>> START DATASET EXCERPTS
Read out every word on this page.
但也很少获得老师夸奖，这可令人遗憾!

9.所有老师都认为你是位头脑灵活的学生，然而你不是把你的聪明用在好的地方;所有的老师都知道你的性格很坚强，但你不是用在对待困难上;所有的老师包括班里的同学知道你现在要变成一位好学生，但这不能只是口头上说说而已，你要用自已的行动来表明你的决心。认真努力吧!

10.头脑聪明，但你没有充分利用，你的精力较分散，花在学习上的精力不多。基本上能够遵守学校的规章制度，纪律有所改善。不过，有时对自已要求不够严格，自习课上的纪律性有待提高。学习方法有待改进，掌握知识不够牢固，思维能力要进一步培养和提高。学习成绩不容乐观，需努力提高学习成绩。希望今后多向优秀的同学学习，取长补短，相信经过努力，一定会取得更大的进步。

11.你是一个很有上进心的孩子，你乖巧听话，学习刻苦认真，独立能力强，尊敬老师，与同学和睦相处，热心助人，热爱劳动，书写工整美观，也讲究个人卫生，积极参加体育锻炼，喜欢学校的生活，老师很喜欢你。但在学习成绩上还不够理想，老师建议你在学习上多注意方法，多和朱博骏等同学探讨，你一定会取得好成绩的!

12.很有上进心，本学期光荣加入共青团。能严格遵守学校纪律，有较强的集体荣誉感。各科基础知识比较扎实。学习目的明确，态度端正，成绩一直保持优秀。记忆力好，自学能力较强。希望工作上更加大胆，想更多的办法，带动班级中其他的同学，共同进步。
>> END DATASET EXCERPTS
EXERCISE DIRECTIONS:
Quote all the records. Keep every word exact.

RESPONSE TO THE TASK:
Read out every word on this page.
但也很少获得老师夸奖，这可令人遗憾!

9.所有老师都认为你是位头脑灵活的学生，然而你不是把你的聪明用在好的地方;所有的老师都知道你的性格很坚强，但你不是用在对待困难上;所有的老师包括班里的同学知道你现在要变成一位好学生，但这不能只是口头上说说而已，你要用自已的行动来表明你的决心。认真努力吧!

10.头脑聪明，但你没有充分利用，你的精力较分散，花在学习上的精力不多。基本上能够遵守学校的规章制度，纪律有所改善。不过，有时对自已要求不够严格，自习课上的纪律性有待提高。学习方法有待改进，掌握知识不够牢固，思维能力要进一步培养和提高。学习成绩不容乐观，需努力提高学习成绩。希望今后多向优秀的同学学习，取长补短，相信经过努力，一定会取得更大的进步。

11.你是一个很有上进心的孩子，你乖巧听话，学习刻苦认真，独立能力强，尊敬老师，与同学和睦相处，热心助人，热爱劳动，书写工整美观，也讲究个人卫生，积极参加体育锻炼，喜欢学校的生活，老师很喜欢你。但在学习成绩上还不够理想，老师建议你在学习上多注意方法，多和朱博骏等同学探讨，你一定会取得好成绩的!

12.很有上进心，本学期光荣加入共青团。能严格遵守学校纪律，有较强的集体荣誉感。各科基础知识比较扎实。学习目的明确，态度端正，成绩一直保持优秀。记忆力好，自学能力较强。希望工作上更加大胆，想更多的办法，带动班级中其他的同学，共同进步。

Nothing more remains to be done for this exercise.